→ **Given instruction**
Find every line below that contains the word "style" and copy it out.

[Records from a data source]

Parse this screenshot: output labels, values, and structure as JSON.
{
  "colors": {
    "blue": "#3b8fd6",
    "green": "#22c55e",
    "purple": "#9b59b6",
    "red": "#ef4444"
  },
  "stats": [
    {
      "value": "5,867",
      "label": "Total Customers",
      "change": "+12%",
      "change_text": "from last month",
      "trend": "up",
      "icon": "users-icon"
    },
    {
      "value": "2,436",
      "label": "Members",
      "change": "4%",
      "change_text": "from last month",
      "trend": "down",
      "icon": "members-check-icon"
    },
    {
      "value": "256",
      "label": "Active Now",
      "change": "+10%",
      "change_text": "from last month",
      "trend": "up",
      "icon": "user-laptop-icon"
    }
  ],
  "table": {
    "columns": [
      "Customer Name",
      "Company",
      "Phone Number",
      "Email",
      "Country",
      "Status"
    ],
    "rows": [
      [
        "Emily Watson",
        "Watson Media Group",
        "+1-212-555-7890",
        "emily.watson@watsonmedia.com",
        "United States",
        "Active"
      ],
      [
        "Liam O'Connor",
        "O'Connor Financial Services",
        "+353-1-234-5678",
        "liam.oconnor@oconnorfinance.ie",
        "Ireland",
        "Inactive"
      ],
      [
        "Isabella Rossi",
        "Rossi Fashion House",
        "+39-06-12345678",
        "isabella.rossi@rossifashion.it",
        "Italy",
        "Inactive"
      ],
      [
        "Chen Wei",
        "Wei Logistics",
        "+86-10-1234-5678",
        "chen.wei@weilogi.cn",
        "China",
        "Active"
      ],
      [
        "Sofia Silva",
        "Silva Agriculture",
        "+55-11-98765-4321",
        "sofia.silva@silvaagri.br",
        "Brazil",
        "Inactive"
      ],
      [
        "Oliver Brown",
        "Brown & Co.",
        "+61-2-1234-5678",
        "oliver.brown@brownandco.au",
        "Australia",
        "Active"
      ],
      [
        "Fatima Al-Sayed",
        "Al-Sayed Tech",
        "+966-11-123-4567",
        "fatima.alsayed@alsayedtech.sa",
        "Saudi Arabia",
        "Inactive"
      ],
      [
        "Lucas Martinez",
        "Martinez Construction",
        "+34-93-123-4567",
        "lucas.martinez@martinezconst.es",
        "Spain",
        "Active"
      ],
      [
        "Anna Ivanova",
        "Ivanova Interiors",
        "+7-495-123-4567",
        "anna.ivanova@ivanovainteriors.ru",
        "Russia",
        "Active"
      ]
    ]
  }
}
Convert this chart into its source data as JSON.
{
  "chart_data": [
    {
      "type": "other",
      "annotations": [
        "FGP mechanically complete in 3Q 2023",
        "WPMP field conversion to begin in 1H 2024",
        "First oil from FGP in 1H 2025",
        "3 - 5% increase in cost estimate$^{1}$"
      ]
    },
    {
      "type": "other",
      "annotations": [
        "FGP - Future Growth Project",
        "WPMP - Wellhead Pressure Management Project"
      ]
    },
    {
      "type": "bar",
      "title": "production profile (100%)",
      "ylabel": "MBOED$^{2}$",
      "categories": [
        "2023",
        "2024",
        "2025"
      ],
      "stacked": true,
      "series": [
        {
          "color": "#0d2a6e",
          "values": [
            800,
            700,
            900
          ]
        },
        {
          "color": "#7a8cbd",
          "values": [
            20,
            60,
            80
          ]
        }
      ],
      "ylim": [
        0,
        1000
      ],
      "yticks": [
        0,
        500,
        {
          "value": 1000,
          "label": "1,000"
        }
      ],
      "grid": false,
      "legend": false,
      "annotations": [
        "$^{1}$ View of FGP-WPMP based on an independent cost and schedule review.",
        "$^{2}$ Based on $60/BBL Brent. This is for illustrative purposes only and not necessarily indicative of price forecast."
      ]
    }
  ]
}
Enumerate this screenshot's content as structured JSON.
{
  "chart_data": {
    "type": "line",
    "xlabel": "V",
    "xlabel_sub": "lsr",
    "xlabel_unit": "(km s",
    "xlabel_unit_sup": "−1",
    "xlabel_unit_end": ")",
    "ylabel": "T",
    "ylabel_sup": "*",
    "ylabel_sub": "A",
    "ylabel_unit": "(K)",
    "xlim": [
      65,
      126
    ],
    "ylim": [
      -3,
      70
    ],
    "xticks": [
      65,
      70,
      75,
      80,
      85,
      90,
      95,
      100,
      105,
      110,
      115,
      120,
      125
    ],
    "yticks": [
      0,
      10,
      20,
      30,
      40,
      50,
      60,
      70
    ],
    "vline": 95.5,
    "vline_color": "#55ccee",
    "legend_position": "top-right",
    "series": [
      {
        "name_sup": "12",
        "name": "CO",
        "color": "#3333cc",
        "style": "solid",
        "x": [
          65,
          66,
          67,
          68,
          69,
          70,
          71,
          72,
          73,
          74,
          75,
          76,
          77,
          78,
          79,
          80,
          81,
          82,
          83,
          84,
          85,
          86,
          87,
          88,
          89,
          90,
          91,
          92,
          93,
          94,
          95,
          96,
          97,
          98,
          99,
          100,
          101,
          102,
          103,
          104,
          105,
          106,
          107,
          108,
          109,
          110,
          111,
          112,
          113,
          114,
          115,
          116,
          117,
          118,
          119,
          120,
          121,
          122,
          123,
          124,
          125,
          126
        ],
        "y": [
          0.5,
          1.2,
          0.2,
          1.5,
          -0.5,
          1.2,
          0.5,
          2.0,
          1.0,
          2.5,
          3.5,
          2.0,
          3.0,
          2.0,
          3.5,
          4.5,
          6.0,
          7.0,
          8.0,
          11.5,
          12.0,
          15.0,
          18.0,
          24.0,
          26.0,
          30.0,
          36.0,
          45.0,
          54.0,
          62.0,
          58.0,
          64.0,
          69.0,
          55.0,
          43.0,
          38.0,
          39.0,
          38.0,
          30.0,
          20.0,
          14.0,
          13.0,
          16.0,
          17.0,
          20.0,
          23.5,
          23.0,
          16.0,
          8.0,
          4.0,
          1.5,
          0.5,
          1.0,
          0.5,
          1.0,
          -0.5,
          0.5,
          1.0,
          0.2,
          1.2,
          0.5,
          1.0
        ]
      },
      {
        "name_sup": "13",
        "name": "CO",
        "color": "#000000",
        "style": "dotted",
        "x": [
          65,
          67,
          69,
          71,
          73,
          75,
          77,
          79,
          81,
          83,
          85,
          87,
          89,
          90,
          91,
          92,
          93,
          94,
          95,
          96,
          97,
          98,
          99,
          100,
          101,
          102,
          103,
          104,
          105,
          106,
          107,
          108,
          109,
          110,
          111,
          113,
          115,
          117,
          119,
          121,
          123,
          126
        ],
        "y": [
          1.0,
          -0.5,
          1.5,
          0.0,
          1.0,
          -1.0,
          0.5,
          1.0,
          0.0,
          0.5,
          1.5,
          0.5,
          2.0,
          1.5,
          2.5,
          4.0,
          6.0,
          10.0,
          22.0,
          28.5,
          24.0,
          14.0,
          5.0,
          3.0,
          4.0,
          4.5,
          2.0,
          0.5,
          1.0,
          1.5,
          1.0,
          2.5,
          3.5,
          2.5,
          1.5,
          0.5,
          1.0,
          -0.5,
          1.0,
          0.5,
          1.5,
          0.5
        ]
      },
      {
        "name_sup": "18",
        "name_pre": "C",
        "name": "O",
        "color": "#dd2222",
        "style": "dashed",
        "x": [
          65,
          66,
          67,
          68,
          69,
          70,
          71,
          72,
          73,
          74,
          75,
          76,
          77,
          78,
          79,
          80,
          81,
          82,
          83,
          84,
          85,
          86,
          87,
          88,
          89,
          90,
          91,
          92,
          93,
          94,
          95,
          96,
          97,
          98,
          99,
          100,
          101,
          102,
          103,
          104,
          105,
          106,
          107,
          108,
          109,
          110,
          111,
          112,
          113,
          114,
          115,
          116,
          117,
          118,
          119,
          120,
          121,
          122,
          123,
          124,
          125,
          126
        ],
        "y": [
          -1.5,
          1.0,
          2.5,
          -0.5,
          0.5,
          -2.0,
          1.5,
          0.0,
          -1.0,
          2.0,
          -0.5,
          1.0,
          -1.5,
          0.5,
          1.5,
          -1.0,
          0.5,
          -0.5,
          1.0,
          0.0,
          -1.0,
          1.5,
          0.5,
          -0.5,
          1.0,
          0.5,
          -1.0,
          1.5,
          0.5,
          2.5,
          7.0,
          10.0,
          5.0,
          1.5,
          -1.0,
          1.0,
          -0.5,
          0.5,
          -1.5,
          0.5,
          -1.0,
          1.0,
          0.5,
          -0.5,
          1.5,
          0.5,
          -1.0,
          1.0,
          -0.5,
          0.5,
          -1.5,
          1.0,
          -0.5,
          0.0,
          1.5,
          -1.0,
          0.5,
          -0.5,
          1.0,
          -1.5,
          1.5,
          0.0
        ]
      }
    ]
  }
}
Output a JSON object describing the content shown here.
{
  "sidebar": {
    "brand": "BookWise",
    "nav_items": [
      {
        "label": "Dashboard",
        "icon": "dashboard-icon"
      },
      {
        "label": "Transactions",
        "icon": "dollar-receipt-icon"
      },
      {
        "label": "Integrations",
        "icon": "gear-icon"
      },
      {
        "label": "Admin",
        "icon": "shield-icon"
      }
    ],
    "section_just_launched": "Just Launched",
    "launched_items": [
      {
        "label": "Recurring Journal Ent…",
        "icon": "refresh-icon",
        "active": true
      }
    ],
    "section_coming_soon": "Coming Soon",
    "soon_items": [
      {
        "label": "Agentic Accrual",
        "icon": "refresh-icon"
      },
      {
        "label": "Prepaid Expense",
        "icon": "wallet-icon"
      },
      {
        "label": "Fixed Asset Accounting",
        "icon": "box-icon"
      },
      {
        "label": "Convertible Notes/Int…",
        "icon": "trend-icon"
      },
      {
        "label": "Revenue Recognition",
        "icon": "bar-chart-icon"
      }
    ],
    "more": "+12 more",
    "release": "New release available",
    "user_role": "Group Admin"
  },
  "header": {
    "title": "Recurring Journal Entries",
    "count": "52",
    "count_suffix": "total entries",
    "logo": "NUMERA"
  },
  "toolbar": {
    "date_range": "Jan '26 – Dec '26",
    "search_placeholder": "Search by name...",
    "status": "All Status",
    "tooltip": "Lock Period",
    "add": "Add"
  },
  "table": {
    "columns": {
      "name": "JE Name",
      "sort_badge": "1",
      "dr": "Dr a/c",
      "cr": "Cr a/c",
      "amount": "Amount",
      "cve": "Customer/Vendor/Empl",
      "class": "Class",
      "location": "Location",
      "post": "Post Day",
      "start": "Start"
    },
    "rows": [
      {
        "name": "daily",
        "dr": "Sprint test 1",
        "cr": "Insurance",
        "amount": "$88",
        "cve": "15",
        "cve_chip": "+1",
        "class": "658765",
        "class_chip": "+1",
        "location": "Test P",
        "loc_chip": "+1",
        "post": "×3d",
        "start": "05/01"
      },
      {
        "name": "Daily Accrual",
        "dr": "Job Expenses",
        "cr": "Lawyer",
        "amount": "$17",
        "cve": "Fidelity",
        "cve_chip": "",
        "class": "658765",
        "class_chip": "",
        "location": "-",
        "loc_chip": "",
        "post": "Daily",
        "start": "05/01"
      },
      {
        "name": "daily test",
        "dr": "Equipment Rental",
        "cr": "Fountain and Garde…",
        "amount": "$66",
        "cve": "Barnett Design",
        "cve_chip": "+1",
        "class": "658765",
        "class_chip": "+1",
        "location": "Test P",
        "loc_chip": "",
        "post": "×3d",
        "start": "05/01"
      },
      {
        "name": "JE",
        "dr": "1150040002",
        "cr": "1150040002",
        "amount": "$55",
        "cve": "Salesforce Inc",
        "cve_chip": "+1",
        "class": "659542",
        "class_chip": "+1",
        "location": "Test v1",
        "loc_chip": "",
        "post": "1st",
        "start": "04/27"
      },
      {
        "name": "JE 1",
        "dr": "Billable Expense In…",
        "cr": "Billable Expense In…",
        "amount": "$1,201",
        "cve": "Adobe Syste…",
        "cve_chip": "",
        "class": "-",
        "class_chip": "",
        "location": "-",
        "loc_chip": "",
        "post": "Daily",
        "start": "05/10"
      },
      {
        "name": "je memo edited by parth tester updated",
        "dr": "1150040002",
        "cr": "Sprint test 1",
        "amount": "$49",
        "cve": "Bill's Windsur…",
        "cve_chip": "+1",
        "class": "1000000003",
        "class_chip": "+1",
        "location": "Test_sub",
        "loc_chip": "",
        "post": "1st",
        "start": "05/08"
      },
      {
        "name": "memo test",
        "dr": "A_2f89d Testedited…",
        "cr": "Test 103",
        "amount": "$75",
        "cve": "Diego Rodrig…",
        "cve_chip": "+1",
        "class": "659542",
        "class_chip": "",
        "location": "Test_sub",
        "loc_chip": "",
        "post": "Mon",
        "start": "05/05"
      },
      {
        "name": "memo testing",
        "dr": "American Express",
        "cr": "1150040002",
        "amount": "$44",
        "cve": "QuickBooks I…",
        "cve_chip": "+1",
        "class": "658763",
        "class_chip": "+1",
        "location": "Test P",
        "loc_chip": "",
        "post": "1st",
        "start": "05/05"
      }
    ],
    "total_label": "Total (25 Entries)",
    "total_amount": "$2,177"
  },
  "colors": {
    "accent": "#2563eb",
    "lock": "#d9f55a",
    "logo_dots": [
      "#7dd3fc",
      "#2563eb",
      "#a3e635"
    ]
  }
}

→ **The response**
        "style": "solid",
        "style": "dotted",
        "style": "dashed",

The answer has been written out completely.